### SET EXERCISE
Please arrange every line in the entries below as a numbered list, omitting any blank lines. Leave the pictures out of your answer.

┌──

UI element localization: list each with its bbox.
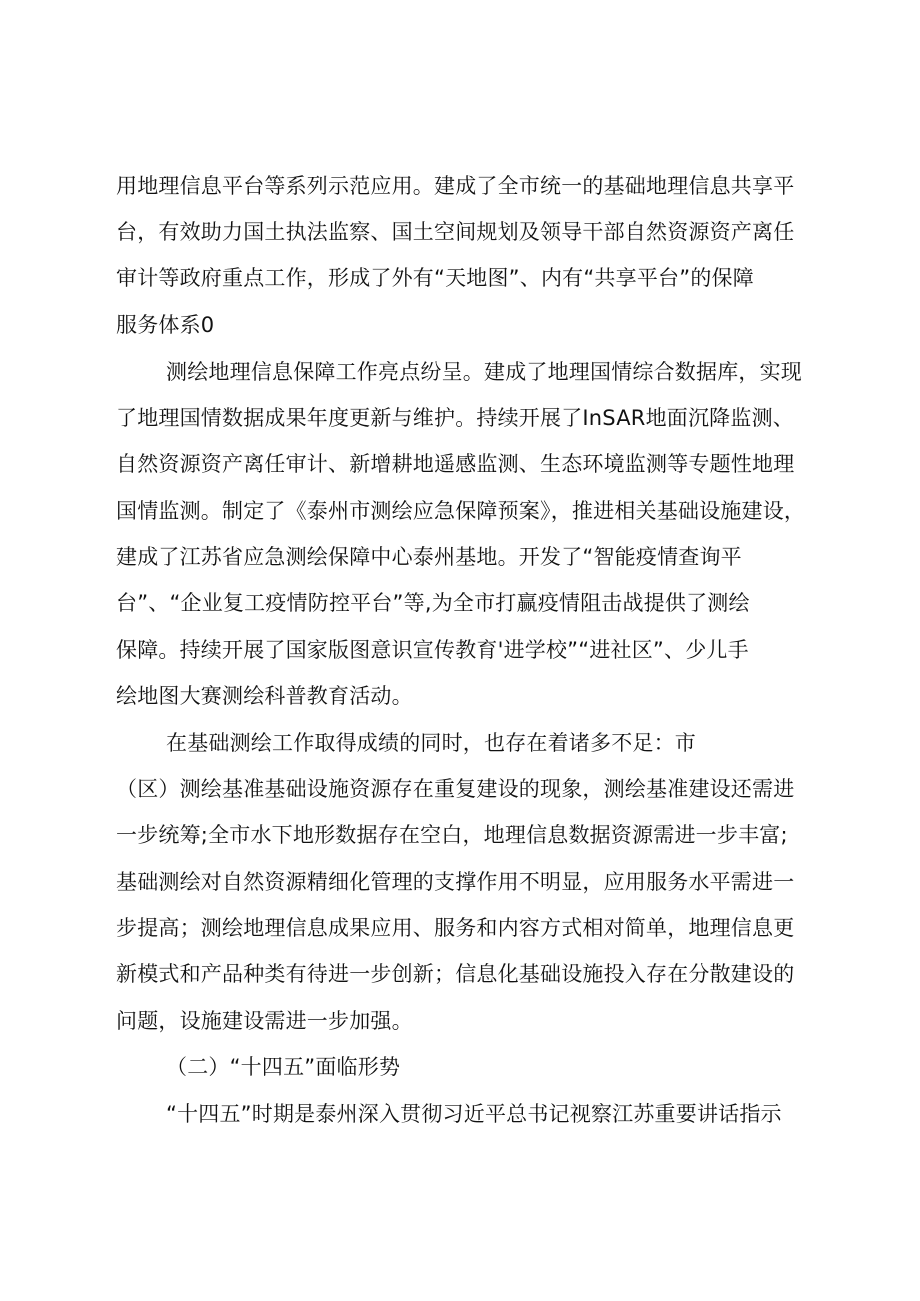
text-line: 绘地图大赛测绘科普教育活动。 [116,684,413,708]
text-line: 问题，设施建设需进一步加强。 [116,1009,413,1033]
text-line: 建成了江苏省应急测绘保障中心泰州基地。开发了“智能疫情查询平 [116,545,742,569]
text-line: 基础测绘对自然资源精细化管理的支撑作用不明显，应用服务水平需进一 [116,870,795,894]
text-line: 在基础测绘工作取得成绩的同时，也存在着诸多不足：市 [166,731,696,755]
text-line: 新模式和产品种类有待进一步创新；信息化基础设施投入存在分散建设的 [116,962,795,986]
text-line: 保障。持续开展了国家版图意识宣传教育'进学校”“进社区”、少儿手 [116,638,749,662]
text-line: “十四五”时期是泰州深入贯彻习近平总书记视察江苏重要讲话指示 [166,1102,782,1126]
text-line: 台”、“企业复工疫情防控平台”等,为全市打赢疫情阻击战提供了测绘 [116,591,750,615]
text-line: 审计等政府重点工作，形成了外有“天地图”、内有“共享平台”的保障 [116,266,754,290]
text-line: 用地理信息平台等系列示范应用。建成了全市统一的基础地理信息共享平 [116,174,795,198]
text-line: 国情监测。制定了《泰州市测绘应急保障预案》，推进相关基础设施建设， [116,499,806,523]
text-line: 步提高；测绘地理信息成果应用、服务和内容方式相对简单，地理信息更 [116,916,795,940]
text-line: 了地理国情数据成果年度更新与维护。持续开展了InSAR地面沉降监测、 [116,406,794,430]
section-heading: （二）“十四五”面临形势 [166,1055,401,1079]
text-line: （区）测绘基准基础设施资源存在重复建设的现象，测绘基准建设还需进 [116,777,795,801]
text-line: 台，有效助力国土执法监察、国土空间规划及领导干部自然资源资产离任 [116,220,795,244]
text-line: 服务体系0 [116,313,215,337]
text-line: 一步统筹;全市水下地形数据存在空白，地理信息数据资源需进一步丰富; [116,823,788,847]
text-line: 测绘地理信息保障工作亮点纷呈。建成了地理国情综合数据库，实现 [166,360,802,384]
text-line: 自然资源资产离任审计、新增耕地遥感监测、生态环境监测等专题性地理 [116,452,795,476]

└──

### WRITTEN RESPONSE
1. UI element localization: list each with its bbox.
2. text-line: 绘地图大赛测绘科普教育活动。 [116,684,413,708]
3. text-line: 问题，设施建设需进一步加强。 [116,1009,413,1033]
4. text-line: 建成了江苏省应急测绘保障中心泰州基地。开发了“智能疫情查询平 [116,545,742,569]
5. text-line: 基础测绘对自然资源精细化管理的支撑作用不明显，应用服务水平需进一 [116,870,795,894]
6. text-line: 在基础测绘工作取得成绩的同时，也存在着诸多不足：市 [166,731,696,755]
7. text-line: 新模式和产品种类有待进一步创新；信息化基础设施投入存在分散建设的 [116,962,795,986]
8. text-line: 保障。持续开展了国家版图意识宣传教育'进学校”“进社区”、少儿手 [116,638,749,662]
9. text-line: “十四五”时期是泰州深入贯彻习近平总书记视察江苏重要讲话指示 [166,1102,782,1126]
10. text-line: 台”、“企业复工疫情防控平台”等,为全市打赢疫情阻击战提供了测绘 [116,591,750,615]
11. text-line: 审计等政府重点工作，形成了外有“天地图”、内有“共享平台”的保障 [116,266,754,290]
12. text-line: 用地理信息平台等系列示范应用。建成了全市统一的基础地理信息共享平 [116,174,795,198]
13. text-line: 国情监测。制定了《泰州市测绘应急保障预案》，推进相关基础设施建设， [116,499,806,523]
14. text-line: 步提高；测绘地理信息成果应用、服务和内容方式相对简单，地理信息更 [116,916,795,940]
15. text-line: 了地理国情数据成果年度更新与维护。持续开展了InSAR地面沉降监测、 [116,406,794,430]
16. section-heading: （二）“十四五”面临形势 [166,1055,401,1079]
17. text-line: （区）测绘基准基础设施资源存在重复建设的现象，测绘基准建设还需进 [116,777,795,801]
18. text-line: 台，有效助力国土执法监察、国土空间规划及领导干部自然资源资产离任 [116,220,795,244]
19. text-line: 服务体系0 [116,313,215,337]
20. text-line: 一步统筹;全市水下地形数据存在空白，地理信息数据资源需进一步丰富; [116,823,788,847]
21. text-line: 测绘地理信息保障工作亮点纷呈。建成了地理国情综合数据库，实现 [166,360,802,384]
22. text-line: 自然资源资产离任审计、新增耕地遥感监测、生态环境监测等专题性地理 [116,452,795,476]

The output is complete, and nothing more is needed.